- [Extrait]:

==================================================

C’est difficile. Celui que je connais depuis très très longtemps, avec qui on a fait nos gammes ensemble, à Cannes, c’est Romain Ferrier. On est toujours en contact. Je citerais aussi Benoît Costil.
Le joueur avec lequel le feeling est le mieux passé sur le terrain ?
Sans se regarder, avec Mickaël Marsiglia, on était capable de faire des choses très faciles, à Cannes, chez les jeunes. J’ai retrouvé ça ensuite avec Benjamin Nivet : j’ai eu la chance de jouer avec lui à Auxerre, Châteauroux et Caen. Pareil. Sans se regarder, on se trouvait !
Le joueur qui t’a le plus impressionné ?
Ronaldinho au PSG et sinon Patrick Vieira, dont j’ai été le coéquipier. Et beaucoup d’autres !
Le défenseur que tu n’aimais pas croiser ?
Cris en faisait partie, très agressif et très chiant sur l’homme. Mais je dirais Emir Spahic, de Montpellier, et je suis content de ne pas avoir joué contre lui puisque nous étions coéquipiers !! C’est un animal. Il ne te lâchait pas ! Je n’aurais pas aimé l’avoir sur le dos.
Un coéquipier perdu de vue que tu aimerais revoir ?
Yohan Eudeline, qui est à Caen aujourd’hui (il occupe le poste de directeur sportif).
Un coach perdu de vue que tu aimerais revoir ?
Antonetti, Courbis, même si je suis en contact de temps en temps, Dumas, aussi. Mais celui que j’aimerais bien revoir, c’est Guy Lacombe. C’est lui qui m’a lancé en D1.
Le coach que tu n’as pas envie de revoir ?

==================================================

- [Consigne]:
Recopiez, s'il vous plaît, le passage de l'entretien allant de « Ronaldinho au PSG » jusqu'à « de directeur sportif). », en renommant « Montpellier » en « Marseille ».

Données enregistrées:

==================================================

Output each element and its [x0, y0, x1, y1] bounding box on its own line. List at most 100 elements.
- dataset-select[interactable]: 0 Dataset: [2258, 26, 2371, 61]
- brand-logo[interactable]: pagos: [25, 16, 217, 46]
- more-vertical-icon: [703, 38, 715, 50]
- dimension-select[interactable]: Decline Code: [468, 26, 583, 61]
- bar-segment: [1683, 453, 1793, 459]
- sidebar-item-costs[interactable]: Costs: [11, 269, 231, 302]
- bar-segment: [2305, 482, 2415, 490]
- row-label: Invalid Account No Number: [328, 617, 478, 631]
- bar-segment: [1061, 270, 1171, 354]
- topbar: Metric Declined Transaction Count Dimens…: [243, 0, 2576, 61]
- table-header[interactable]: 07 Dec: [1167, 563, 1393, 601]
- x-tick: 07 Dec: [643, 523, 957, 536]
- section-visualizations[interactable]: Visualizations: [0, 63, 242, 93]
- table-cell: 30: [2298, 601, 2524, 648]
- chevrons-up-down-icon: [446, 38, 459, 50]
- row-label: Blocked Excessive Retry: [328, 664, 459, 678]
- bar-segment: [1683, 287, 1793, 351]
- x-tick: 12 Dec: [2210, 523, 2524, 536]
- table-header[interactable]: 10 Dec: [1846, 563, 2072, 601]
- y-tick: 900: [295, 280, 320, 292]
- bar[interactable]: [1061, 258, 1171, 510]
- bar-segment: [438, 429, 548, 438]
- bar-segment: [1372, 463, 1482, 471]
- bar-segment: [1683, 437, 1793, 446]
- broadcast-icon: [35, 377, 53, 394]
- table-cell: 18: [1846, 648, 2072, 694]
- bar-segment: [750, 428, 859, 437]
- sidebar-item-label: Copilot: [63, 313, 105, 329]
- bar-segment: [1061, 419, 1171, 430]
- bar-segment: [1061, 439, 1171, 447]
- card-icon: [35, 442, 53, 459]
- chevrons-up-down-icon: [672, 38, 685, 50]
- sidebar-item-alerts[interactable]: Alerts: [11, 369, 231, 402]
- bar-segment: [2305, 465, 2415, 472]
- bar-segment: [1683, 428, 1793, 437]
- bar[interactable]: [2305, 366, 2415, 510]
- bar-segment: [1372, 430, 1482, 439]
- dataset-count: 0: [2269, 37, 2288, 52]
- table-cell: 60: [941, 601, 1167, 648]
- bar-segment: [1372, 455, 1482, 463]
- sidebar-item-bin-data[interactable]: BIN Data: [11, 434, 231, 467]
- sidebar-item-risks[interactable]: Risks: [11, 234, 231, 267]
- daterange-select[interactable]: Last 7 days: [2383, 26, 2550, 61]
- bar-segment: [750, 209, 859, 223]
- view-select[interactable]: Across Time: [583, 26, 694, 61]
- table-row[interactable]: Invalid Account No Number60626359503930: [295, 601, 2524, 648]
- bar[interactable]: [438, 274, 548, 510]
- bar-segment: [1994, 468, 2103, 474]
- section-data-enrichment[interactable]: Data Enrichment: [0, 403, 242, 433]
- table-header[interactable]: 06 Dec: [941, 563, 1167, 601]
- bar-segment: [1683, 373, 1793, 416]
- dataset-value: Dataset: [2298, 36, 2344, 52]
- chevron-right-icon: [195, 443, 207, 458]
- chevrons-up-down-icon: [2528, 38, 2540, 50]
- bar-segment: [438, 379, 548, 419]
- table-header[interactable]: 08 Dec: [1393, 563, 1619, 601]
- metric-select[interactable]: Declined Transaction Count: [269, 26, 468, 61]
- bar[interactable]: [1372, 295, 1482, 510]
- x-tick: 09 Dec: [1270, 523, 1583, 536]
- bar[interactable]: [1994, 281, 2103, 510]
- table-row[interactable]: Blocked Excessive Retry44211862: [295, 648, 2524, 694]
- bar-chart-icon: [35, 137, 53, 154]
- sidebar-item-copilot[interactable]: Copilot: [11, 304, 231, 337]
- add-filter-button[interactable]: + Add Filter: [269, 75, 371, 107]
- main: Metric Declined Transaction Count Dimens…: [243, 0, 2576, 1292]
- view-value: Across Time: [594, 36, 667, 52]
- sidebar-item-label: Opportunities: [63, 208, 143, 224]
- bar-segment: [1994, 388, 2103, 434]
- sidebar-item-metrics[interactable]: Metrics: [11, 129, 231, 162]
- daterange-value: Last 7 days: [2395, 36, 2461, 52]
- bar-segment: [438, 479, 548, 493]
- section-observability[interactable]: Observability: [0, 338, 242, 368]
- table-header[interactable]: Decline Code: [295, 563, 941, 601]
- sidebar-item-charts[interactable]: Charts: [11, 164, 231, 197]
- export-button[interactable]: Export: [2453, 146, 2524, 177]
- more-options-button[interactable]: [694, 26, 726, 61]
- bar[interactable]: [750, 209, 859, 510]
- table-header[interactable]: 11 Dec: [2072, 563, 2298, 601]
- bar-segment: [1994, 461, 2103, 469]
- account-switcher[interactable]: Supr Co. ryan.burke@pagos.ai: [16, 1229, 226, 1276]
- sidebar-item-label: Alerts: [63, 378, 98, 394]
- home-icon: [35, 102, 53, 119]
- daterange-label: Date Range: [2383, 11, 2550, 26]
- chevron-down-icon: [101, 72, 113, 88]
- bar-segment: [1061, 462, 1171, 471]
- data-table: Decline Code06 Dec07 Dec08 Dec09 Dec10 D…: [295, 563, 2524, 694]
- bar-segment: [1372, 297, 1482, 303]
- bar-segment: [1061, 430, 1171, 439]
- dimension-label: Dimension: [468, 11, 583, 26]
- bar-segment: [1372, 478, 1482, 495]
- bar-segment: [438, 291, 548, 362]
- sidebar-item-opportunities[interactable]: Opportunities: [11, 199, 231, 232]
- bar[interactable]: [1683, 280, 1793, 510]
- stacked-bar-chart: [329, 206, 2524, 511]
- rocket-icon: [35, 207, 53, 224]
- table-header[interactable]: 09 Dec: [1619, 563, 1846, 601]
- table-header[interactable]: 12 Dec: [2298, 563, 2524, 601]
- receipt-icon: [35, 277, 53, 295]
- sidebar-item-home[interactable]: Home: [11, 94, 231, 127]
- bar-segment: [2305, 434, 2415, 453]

==================================================

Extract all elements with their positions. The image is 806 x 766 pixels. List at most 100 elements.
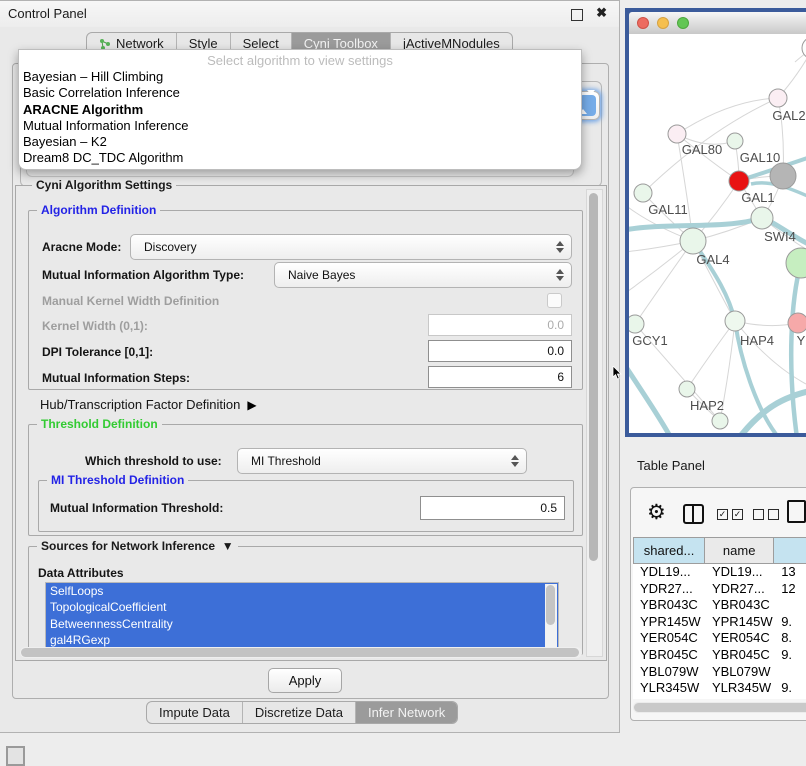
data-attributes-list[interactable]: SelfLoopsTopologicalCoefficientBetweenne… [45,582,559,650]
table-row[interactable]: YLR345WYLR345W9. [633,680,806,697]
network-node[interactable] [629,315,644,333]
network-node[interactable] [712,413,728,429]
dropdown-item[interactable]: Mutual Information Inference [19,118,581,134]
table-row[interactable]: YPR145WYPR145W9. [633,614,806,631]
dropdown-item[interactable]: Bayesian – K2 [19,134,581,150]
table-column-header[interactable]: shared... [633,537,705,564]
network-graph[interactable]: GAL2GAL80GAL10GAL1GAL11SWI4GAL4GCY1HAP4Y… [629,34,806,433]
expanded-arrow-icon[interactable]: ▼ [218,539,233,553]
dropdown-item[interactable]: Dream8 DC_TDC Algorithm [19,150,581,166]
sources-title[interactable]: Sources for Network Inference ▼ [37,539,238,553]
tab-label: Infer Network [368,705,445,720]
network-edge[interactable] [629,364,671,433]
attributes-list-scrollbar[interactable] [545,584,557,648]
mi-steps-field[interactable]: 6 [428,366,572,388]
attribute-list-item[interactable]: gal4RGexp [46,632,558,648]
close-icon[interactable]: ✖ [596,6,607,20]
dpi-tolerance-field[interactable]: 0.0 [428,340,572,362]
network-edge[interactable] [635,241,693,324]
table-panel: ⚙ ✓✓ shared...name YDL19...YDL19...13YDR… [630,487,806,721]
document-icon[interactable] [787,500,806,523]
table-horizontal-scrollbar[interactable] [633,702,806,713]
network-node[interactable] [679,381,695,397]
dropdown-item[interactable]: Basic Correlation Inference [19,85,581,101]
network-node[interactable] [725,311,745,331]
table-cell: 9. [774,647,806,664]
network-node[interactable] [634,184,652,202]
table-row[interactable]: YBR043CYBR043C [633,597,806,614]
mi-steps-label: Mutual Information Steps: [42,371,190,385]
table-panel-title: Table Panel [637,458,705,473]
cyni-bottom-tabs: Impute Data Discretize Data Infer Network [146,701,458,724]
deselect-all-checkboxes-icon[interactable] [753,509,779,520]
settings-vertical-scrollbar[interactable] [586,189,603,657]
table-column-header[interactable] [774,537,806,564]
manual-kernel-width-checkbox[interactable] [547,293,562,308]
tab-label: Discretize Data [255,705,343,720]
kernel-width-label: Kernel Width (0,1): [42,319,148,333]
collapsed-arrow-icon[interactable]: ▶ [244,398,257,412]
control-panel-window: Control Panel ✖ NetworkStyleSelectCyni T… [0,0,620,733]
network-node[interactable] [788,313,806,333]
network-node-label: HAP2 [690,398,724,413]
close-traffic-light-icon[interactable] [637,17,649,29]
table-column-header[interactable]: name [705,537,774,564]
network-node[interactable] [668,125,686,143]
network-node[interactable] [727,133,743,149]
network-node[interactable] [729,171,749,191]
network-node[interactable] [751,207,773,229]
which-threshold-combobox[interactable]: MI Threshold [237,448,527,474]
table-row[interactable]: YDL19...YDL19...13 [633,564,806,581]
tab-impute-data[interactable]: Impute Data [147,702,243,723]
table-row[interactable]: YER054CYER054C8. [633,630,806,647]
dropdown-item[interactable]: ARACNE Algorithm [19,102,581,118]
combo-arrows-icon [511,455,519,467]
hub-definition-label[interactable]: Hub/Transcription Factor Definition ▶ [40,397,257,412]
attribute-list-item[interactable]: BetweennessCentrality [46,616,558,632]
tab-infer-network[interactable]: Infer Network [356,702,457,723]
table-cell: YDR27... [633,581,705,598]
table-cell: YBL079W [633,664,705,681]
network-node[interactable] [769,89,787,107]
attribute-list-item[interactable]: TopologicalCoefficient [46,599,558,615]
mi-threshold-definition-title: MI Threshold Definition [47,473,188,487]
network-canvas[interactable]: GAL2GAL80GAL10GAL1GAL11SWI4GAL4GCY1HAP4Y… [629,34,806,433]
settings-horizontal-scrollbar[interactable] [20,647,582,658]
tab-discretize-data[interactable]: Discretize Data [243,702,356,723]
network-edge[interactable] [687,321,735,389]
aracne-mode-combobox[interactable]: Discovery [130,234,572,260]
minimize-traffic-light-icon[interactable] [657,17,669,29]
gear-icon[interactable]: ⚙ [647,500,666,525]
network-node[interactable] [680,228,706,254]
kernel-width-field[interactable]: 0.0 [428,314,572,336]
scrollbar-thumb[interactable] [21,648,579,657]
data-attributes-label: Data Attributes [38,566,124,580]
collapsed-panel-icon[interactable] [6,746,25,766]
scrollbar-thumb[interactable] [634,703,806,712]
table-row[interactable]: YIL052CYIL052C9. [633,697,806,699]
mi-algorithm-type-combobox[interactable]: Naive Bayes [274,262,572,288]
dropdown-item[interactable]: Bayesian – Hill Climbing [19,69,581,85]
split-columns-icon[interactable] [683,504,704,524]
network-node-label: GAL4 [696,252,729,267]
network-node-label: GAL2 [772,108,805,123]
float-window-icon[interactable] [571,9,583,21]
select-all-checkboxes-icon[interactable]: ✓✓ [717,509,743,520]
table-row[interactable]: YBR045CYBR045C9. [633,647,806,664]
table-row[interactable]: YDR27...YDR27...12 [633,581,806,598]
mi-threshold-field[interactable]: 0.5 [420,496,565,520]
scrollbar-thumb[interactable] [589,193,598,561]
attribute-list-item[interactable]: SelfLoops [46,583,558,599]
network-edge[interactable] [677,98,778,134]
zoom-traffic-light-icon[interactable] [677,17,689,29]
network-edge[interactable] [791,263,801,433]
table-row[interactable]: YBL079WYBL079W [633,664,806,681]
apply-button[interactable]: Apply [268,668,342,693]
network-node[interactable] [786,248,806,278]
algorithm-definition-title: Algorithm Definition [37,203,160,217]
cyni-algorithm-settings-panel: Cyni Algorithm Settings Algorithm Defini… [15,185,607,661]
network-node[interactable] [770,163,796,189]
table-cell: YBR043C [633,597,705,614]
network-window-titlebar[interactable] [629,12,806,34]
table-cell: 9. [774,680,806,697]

==================================================

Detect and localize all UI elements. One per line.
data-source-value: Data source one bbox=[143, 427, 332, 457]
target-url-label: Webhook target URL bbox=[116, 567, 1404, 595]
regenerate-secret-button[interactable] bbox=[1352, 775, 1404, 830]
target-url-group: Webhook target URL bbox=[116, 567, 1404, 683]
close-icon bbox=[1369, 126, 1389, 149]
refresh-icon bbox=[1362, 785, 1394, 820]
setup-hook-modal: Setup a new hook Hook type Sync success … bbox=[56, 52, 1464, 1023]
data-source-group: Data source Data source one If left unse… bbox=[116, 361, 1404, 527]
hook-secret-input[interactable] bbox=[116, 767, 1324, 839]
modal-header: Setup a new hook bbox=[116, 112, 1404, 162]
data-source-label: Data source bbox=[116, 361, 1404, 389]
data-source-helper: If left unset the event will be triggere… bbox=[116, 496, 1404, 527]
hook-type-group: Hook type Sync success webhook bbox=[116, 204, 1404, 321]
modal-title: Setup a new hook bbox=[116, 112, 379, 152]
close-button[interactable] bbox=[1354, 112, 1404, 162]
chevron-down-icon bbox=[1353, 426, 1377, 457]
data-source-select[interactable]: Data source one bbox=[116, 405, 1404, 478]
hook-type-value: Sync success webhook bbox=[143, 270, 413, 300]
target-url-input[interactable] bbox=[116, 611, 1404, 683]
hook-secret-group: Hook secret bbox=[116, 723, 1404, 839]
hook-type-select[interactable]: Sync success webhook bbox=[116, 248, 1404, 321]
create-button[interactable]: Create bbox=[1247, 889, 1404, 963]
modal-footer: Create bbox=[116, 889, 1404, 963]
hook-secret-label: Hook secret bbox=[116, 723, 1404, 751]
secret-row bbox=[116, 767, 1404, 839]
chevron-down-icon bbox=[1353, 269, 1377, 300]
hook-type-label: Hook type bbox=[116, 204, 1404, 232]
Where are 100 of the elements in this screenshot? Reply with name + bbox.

==================================================

- [Résultat de l'exercice]:
Ronaldinho au PSG et sinon Patrick Vieira, dont j’ai été le coéquipier. Et beaucoup d’autres !
Le défenseur que tu n’aimais pas croiser ?
Cris en faisait partie, très agressif et très chiant sur l’homme. Mais je dirais Emir Spahic, de Marseille, et je suis content de ne pas avoir joué contre lui puisque nous étions coéquipiers !! C’est un animal. Il ne te lâchait pas ! Je n’aurais pas aimé l’avoir sur le dos.
Un coéquipier perdu de vue que tu aimerais revoir ?
Yohan Eudeline, qui est à Caen aujourd’hui (il occupe le poste de directeur sportif).